THE PROBLEM:
Where a line of the listing below includes the word "straling", reproduce that line.

## Begin RAW DATA

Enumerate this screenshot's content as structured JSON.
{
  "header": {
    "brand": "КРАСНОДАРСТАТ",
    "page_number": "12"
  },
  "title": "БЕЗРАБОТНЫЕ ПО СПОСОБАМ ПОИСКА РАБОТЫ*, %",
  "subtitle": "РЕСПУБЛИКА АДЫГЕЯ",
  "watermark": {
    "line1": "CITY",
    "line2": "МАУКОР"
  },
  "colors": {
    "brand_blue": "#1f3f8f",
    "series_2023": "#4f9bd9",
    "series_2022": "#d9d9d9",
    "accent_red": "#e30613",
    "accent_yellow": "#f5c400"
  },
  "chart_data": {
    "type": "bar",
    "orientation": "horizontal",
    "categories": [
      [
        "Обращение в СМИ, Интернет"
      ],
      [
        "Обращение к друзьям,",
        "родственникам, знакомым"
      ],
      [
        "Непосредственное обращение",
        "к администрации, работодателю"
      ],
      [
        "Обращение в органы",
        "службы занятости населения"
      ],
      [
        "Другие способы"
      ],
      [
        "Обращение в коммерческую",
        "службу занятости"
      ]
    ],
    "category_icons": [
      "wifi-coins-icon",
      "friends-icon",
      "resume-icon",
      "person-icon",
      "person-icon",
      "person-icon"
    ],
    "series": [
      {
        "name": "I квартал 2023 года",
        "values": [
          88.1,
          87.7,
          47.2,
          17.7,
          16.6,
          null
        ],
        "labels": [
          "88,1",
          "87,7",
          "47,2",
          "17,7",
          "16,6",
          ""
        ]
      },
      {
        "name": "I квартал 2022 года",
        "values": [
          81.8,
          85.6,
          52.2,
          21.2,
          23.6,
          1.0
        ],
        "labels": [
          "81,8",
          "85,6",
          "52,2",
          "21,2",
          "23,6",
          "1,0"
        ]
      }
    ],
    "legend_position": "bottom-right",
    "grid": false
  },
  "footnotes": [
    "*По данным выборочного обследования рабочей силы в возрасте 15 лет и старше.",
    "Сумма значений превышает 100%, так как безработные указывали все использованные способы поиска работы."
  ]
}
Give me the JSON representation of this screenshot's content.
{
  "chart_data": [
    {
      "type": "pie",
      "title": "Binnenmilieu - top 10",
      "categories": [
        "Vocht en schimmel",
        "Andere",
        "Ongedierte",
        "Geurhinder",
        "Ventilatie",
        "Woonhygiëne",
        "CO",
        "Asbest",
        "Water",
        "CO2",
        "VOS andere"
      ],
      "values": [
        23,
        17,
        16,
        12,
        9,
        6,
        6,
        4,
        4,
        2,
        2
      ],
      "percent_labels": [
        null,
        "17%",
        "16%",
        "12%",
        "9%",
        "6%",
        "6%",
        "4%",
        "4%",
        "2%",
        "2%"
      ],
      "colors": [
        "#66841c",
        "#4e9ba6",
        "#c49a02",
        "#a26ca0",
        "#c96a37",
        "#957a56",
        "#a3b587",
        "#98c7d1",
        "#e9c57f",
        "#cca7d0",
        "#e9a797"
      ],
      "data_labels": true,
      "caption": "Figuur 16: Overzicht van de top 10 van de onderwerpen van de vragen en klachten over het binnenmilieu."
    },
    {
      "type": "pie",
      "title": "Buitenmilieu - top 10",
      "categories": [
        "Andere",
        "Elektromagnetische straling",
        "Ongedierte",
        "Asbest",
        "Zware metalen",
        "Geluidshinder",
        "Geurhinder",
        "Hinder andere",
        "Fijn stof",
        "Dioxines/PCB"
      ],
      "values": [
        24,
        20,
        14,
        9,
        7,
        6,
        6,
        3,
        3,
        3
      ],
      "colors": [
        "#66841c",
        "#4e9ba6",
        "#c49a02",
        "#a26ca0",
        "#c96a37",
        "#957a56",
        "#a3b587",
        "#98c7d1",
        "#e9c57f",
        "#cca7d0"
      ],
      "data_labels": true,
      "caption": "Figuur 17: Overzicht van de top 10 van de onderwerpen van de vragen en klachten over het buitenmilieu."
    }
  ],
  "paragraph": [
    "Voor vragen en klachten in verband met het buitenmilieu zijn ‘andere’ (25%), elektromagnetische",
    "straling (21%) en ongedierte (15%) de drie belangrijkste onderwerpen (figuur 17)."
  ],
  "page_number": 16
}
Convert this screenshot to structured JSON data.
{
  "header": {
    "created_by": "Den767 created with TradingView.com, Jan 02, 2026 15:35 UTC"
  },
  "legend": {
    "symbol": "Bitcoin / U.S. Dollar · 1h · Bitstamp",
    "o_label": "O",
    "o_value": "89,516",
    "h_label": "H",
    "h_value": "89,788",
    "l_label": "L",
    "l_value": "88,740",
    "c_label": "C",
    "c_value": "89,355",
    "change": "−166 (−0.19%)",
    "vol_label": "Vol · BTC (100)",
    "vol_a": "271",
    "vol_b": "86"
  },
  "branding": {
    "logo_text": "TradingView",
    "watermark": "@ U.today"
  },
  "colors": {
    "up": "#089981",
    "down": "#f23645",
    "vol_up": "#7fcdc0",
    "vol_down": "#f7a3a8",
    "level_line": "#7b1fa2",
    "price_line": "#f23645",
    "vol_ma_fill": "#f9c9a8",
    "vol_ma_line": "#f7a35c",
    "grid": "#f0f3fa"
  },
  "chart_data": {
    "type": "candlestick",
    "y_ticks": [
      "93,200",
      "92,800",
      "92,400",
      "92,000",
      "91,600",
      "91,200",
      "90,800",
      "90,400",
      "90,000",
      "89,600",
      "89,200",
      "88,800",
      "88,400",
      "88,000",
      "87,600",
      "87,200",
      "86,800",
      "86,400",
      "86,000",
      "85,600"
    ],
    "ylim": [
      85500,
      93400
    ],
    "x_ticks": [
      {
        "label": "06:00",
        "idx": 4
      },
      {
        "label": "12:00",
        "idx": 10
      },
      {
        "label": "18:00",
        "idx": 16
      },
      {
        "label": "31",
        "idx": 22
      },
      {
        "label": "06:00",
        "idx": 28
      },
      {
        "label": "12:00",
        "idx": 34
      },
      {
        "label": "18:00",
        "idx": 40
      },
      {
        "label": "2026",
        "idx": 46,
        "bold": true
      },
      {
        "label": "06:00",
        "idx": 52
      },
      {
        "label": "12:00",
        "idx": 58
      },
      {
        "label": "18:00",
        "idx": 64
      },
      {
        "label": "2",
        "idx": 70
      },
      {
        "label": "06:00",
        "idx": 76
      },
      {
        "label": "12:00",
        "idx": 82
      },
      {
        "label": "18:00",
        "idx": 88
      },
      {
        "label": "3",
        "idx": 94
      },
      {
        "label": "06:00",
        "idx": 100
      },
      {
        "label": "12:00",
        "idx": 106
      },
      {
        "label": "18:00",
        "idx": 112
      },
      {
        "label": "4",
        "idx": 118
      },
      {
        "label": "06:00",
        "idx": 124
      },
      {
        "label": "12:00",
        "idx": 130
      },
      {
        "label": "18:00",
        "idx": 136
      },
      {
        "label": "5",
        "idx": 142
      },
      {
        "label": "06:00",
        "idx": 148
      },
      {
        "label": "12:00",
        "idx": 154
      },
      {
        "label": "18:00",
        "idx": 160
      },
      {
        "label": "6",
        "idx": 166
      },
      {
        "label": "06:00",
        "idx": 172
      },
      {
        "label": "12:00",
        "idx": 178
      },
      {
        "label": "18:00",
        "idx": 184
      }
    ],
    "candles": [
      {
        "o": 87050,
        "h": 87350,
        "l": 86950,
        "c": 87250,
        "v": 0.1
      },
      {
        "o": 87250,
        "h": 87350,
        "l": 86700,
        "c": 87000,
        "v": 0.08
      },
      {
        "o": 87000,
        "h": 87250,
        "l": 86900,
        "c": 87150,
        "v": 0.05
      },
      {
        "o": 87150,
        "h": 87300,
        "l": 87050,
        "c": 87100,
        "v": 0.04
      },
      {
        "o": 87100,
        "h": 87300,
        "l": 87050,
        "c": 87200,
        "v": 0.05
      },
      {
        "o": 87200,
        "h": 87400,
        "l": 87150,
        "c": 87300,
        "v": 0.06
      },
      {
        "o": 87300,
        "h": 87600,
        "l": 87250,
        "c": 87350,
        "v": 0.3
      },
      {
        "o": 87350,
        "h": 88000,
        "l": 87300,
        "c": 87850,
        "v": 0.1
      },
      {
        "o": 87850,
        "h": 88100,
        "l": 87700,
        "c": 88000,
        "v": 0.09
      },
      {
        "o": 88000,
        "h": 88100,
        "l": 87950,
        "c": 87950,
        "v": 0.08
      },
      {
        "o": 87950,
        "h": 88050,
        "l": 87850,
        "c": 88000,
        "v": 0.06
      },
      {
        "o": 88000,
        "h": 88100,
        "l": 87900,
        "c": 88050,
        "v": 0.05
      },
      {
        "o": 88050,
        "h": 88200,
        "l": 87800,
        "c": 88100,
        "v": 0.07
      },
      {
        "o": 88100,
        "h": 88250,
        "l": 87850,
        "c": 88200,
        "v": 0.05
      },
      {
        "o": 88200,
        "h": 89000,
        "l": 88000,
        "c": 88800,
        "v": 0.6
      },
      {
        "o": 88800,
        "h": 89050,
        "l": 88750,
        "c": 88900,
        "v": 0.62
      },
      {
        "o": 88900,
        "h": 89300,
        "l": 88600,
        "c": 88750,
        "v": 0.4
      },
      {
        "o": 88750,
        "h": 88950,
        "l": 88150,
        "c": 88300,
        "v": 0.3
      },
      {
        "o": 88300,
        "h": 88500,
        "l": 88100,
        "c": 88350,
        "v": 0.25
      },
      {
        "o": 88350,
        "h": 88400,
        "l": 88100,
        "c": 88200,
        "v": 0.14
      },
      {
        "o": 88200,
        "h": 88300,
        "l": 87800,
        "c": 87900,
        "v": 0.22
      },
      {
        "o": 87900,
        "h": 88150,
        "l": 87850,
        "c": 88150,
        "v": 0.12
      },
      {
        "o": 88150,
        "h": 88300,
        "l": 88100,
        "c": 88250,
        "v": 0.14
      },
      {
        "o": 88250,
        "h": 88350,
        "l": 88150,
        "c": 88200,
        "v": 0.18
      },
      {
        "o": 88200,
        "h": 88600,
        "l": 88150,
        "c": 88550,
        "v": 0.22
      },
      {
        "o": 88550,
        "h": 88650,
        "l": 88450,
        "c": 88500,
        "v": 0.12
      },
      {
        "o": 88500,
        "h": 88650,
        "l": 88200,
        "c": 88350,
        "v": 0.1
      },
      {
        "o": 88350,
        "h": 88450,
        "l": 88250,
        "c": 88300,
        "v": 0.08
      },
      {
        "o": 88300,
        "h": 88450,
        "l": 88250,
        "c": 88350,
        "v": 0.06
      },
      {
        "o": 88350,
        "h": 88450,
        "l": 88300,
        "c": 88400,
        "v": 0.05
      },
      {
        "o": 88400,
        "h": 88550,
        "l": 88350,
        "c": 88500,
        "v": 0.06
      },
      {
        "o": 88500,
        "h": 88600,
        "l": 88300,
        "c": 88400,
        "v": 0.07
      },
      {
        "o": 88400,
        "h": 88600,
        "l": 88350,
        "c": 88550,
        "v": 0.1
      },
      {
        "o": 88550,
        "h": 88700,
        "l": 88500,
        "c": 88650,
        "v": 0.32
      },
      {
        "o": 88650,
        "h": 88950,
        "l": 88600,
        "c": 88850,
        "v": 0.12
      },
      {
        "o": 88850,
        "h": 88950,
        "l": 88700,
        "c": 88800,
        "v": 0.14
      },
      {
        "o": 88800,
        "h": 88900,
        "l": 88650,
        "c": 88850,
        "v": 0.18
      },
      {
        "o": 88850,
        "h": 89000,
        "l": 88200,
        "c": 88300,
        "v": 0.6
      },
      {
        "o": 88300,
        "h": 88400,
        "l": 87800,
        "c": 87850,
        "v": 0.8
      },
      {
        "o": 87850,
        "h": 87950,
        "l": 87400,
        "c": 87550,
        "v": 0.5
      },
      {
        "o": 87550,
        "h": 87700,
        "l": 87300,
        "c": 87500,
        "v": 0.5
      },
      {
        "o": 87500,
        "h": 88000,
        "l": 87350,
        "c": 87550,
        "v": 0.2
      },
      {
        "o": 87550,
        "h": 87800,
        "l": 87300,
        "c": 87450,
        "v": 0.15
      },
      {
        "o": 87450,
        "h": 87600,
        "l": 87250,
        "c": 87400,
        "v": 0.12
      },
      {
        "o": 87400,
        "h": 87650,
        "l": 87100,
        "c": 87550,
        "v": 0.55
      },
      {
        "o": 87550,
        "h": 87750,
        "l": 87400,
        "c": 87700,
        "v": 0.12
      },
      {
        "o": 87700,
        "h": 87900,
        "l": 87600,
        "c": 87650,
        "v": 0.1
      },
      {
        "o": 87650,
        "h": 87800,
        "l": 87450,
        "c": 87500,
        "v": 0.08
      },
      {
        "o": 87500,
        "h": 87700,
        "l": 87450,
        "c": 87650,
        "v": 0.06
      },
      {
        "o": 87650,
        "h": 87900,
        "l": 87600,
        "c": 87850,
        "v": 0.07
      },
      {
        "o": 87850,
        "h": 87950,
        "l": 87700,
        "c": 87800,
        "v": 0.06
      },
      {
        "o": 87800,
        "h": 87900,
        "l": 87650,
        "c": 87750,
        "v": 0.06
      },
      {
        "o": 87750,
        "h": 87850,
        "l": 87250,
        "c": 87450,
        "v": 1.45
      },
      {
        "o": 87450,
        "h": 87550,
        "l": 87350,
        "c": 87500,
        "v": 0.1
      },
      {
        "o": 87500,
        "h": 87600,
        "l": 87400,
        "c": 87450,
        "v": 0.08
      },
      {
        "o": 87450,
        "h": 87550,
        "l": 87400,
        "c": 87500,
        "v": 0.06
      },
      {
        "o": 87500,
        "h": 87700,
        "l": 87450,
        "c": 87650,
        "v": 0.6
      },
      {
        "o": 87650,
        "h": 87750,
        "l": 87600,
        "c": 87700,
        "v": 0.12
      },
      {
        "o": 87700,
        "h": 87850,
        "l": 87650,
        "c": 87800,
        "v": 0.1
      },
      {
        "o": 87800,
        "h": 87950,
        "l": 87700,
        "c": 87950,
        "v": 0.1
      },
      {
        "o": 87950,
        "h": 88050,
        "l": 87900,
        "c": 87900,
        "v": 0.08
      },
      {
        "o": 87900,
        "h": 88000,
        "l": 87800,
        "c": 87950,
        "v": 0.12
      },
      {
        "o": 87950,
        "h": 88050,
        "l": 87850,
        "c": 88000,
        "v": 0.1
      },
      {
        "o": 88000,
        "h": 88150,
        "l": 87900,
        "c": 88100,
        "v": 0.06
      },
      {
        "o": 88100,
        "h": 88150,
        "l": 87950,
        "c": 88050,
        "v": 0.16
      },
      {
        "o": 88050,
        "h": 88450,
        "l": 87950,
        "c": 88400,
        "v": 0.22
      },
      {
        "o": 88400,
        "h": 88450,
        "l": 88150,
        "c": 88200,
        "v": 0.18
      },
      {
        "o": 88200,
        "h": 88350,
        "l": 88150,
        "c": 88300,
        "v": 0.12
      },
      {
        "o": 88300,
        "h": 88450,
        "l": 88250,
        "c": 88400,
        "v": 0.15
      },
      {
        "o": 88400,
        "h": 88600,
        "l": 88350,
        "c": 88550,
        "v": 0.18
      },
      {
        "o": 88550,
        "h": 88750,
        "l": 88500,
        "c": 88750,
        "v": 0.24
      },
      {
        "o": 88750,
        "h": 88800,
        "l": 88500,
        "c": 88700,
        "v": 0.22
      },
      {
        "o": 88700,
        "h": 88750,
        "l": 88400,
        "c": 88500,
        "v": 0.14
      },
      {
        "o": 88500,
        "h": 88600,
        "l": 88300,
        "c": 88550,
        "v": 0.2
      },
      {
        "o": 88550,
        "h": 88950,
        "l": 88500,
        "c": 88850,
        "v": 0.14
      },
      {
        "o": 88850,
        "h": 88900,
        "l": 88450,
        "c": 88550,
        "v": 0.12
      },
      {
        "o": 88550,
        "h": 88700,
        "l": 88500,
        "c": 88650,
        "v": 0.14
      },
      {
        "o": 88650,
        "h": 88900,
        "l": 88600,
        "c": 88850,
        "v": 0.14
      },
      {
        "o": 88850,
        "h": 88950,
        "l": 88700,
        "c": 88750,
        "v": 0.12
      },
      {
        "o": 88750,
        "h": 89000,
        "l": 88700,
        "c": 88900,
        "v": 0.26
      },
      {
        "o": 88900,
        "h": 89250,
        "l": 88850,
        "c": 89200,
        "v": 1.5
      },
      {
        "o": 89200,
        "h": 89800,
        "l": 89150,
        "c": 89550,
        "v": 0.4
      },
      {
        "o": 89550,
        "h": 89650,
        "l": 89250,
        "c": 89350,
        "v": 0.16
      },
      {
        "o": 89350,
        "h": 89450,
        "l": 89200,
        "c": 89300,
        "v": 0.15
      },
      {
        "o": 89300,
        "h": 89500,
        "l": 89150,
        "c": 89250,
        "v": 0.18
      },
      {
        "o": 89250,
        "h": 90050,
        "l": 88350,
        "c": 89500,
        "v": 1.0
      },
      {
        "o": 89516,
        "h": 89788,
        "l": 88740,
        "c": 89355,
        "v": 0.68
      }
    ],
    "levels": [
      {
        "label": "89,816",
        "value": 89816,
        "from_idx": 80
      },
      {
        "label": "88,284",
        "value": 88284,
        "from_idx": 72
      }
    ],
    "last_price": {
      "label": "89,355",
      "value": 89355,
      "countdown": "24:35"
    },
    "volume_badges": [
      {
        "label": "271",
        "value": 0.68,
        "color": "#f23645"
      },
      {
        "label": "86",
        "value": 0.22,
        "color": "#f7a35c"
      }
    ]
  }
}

## End RAW DATA

SOLUTION:
        "Elektromagnetische straling",
    "straling (21%) en ongedierte (15%) de drie belangrijkste onderwerpen (figuur 17)."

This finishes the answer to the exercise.